• Task goal
Retype the complete listing exactly as it appears.

(Items from a figure collection)
......
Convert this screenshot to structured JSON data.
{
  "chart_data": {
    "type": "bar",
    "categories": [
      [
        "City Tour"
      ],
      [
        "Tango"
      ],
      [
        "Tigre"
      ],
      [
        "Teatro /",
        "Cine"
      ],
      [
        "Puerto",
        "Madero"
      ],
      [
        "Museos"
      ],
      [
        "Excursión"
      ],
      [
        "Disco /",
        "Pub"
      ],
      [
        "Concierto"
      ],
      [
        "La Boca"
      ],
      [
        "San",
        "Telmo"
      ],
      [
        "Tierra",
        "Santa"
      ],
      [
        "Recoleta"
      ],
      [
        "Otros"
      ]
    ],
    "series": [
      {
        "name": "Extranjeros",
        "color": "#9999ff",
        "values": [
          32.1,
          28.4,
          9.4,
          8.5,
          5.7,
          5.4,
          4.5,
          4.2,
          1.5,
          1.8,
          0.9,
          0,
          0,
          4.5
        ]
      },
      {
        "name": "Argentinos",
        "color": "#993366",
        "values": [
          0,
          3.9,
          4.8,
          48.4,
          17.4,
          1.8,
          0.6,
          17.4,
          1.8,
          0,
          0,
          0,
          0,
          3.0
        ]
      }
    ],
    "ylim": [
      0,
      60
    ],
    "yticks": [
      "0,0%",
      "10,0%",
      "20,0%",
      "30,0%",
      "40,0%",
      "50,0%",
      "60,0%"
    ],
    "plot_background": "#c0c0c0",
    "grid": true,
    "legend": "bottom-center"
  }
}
......
• Response below
Convert this screenshot to structured JSON data.
{
  "chart_data": {
    "type": "bar",
    "categories": [
      [
        "City Tour"
      ],
      [
        "Tango"
      ],
      [
        "Tigre"
      ],
      [
        "Teatro /",
        "Cine"
      ],
      [
        "Puerto",
        "Madero"
      ],
      [
        "Museos"
      ],
      [
        "Excursión"
      ],
      [
        "Disco /",
        "Pub"
      ],
      [
        "Concierto"
      ],
      [
        "La Boca"
      ],
      [
        "San",
        "Telmo"
      ],
      [
        "Tierra",
        "Santa"
      ],
      [
        "Recoleta"
      ],
      [
        "Otros"
      ]
    ],
    "series": [
      {
        "name": "Extranjeros",
        "color": "#9999ff",
        "values": [
          32.1,
          28.4,
          9.4,
          8.5,
          5.7,
          5.4,
          4.5,
          4.2,
          1.5,
          1.8,
          0.9,
          0,
          0,
          4.5
        ]
      },
      {
        "name": "Argentinos",
        "color": "#993366",
        "values": [
          0,
          3.9,
          4.8,
          48.4,
          17.4,
          1.8,
          0.6,
          17.4,
          1.8,
          0,
          0,
          0,
          0,
          3.0
        ]
      }
    ],
    "ylim": [
      0,
      60
    ],
    "yticks": [
      "0,0%",
      "10,0%",
      "20,0%",
      "30,0%",
      "40,0%",
      "50,0%",
      "60,0%"
    ],
    "plot_background": "#c0c0c0",
    "grid": true,
    "legend": "bottom-center"
  }
}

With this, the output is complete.